(TASKS FOR THIS EXERCISE):
1. Reproduce the whole article about Sharon Otieno and Ivy Wangechi, word for word.
2. Present the stretch of the rows from their start through the line containing "candle-body [720, 341, 724, 345]" as a Markdown table with the columns Entry and Content. Skip any blank lines.

(GIVEN TEXT):

▽

From Sharon Otieno to Ivy Wangechi: 2019, a difficult year for Kenyan women

This September marked the first anniversary of Sharon Otieno, who was seven months pregnant and was allegedly kidnapped, raped and then killed. Sharon was having an affair with Migori Governor Okoth Obado and was expecting his child.

Obado’s personal assistant Michael Oyamo was arrested for questioning in connection with the murder.

After five months in custody, he was released alongside Migori county clerk Caspal Obiero by Court of Appeal Judges William Ouko, Mohamed Warsame and Otieno Odeck on cash bail set at Sh1 million each.

The judges stated there were no compelling reasons to continue keeping Oyamo and Obiero in custody as they waited for Sharon and her baby’s murder trial.

The two had previously been denied bail by High Court Judge Jessie Lessit.

Obado, who is still Migori Governor, had been arrested but was released on a Sh5 million bond.

Despite the murder shocking the nation, on social media, Sharon’s death sparked victim-blaming and debate that shifted focus to transactional romantic relations between older men and younger women.

The nation has since witnessed an endless string of crimes of passion.

When Ivy Wangechi was hacked to death by her childhood friend Naftali Kinuthia, a popular local radio station ran a segment mocking her death.

Wangechi was killed while walking to her hostels from school a few days before her 25th birthday and a few months to her December graduation.

△

(RECORD SET):

▽

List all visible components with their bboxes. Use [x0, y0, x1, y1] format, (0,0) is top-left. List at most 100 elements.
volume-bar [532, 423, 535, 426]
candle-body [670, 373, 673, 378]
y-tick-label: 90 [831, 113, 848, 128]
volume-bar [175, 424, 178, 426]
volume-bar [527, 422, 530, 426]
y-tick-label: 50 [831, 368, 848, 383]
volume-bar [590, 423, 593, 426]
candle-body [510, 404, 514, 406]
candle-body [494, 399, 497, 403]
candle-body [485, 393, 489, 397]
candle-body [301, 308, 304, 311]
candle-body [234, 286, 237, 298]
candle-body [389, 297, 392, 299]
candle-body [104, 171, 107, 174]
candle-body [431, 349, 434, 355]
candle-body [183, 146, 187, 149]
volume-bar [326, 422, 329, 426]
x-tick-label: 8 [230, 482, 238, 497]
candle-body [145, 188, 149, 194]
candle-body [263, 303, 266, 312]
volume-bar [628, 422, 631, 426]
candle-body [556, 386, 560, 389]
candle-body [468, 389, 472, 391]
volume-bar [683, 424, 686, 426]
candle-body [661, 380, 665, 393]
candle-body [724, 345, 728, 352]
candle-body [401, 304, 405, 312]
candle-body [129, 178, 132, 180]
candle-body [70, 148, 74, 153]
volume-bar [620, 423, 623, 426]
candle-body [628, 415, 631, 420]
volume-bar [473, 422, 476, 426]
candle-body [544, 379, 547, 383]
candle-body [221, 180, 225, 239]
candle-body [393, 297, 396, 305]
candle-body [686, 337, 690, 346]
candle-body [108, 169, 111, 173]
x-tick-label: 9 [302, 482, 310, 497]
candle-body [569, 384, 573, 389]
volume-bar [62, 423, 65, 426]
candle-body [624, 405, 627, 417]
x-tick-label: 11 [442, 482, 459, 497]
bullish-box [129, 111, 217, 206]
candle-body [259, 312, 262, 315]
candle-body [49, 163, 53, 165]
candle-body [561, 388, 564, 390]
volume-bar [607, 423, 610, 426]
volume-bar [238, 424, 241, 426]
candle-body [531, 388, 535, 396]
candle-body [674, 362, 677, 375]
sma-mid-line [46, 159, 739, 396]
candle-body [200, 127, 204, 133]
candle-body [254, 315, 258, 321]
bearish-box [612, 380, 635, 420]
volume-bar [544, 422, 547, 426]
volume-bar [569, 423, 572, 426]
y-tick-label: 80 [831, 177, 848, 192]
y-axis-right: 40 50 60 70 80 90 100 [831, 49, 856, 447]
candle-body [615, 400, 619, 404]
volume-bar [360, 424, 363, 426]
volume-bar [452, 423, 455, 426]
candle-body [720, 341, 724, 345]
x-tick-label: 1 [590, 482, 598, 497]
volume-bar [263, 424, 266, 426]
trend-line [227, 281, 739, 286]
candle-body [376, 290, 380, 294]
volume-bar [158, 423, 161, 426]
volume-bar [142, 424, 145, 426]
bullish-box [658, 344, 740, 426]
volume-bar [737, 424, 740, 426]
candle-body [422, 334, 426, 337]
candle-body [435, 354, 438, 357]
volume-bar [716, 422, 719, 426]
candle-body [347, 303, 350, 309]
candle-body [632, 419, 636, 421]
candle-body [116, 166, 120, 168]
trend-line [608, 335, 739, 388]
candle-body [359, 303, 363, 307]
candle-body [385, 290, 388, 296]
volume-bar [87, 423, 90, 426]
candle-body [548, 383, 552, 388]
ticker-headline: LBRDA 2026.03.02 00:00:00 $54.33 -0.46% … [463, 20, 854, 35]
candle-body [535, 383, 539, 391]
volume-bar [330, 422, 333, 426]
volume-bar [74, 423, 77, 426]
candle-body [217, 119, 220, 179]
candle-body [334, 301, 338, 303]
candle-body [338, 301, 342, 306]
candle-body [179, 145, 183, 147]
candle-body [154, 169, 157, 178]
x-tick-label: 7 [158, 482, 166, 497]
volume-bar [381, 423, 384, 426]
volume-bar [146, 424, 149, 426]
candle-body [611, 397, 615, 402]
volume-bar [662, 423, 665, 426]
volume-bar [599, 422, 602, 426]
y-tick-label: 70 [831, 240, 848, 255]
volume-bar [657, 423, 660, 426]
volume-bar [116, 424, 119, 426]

△

(SOLVED PROBLEMS):
1.
From Sharon Otieno to Ivy Wangechi: 2019, a difficult year for Kenyan women

This September marked the first anniversary of Sharon Otieno, who was seven months pregnant and was allegedly kidnapped, raped and then killed. Sharon was having an affair with Migori Governor Okoth Obado and was expecting his child.

Obado’s personal assistant Michael Oyamo was arrested for questioning in connection with the murder.

After five months in custody, he was released alongside Migori county clerk Caspal Obiero by Court of Appeal Judges William Ouko, Mohamed Warsame and Otieno Odeck on cash bail set at Sh1 million each.

The judges stated there were no compelling reasons to continue keeping Oyamo and Obiero in custody as they waited for Sharon and her baby’s murder trial.

The two had previously been denied bail by High Court Judge Jessie Lessit.

Obado, who is still Migori Governor, had been arrested but was released on a Sh5 million bond.

Despite the murder shocking the nation, on social media, Sharon’s death sparked victim-blaming and debate that shifted focus to transactional romantic relations between older men and younger women.

The nation has since witnessed an endless string of crimes of passion.

When Ivy Wangechi was hacked to death by her childhood friend Naftali Kinuthia, a popular local radio station ran a segment mocking her death.

Wangechi was killed while walking to her hostels from school a few days before her 25th birthday and a few months to her December graduation.

2.
| Entry | Content |
|---|---|
| 1 | List all visible components with their bboxes. Use [x0, y0, x1, y1] format, (0,0) is top-left. List at most 100 elements. |
| 2 | volume-bar [532, 423, 535, 426] |
| 3 | candle-body [670, 373, 673, 378] |
| 4 | y-tick-label: 90 [831, 113, 848, 128] |
| 5 | volume-bar [175, 424, 178, 426] |
| 6 | volume-bar [527, 422, 530, 426] |
| 7 | y-tick-label: 50 [831, 368, 848, 383] |
| 8 | volume-bar [590, 423, 593, 426] |
| 9 | candle-body [510, 404, 514, 406] |
| 10 | candle-body [494, 399, 497, 403] |
| 11 | candle-body [485, 393, 489, 397] |
| 12 | candle-body [301, 308, 304, 311] |
| 13 | candle-body [234, 286, 237, 298] |
| 14 | candle-body [389, 297, 392, 299] |
| 15 | candle-body [104, 171, 107, 174] |
| 16 | candle-body [431, 349, 434, 355] |
| 17 | candle-body [183, 146, 187, 149] |
| 18 | volume-bar [326, 422, 329, 426] |
| 19 | x-tick-label: 8 [230, 482, 238, 497] |
| 20 | candle-body [145, 188, 149, 194] |
| 21 | candle-body [263, 303, 266, 312] |
| 22 | volume-bar [628, 422, 631, 426] |
| 23 | candle-body [556, 386, 560, 389] |
| 24 | candle-body [468, 389, 472, 391] |
| 25 | volume-bar [683, 424, 686, 426] |
| 26 | candle-body [661, 380, 665, 393] |
| 27 | candle-body [724, 345, 728, 352] |
| 28 | candle-body [401, 304, 405, 312] |
| 29 | candle-body [129, 178, 132, 180] |
| 30 | candle-body [70, 148, 74, 153] |
| 31 | volume-bar [620, 423, 623, 426] |
| 32 | candle-body [628, 415, 631, 420] |
| 33 | volume-bar [473, 422, 476, 426] |
| 34 | candle-body [544, 379, 547, 383] |
| 35 | candle-body [221, 180, 225, 239] |
| 36 | candle-body [393, 297, 396, 305] |
| 37 | candle-body [686, 337, 690, 346] |
| 38 | candle-body [108, 169, 111, 173] |
| 39 | x-tick-label: 9 [302, 482, 310, 497] |
| 40 | candle-body [569, 384, 573, 389] |
| 41 | volume-bar [62, 423, 65, 426] |
| 42 | candle-body [624, 405, 627, 417] |
| 43 | x-tick-label: 11 [442, 482, 459, 497] |
| 44 | bullish-box [129, 111, 217, 206] |
| 45 | candle-body [259, 312, 262, 315] |
| 46 | candle-body [49, 163, 53, 165] |
| 47 | candle-body [561, 388, 564, 390] |
| 48 | volume-bar [607, 423, 610, 426] |
| 49 | volume-bar [238, 424, 241, 426] |
| 50 | candle-body [531, 388, 535, 396] |
| 51 | candle-body [674, 362, 677, 375] |
| 52 | sma-mid-line [46, 159, 739, 396] |
| 53 | candle-body [200, 127, 204, 133] |
| 54 | candle-body [254, 315, 258, 321] |
| 55 | bearish-box [612, 380, 635, 420] |
| 56 | volume-bar [544, 422, 547, 426] |
| 57 | volume-bar [569, 423, 572, 426] |
| 58 | y-tick-label: 80 [831, 177, 848, 192] |
| 59 | y-axis-right: 40 50 60 70 80 90 100 [831, 49, 856, 447] |
| 60 | candle-body [615, 400, 619, 404] |
| 61 | volume-bar [360, 424, 363, 426] |
| 62 | volume-bar [452, 423, 455, 426] |
| 63 | candle-body [720, 341, 724, 345] |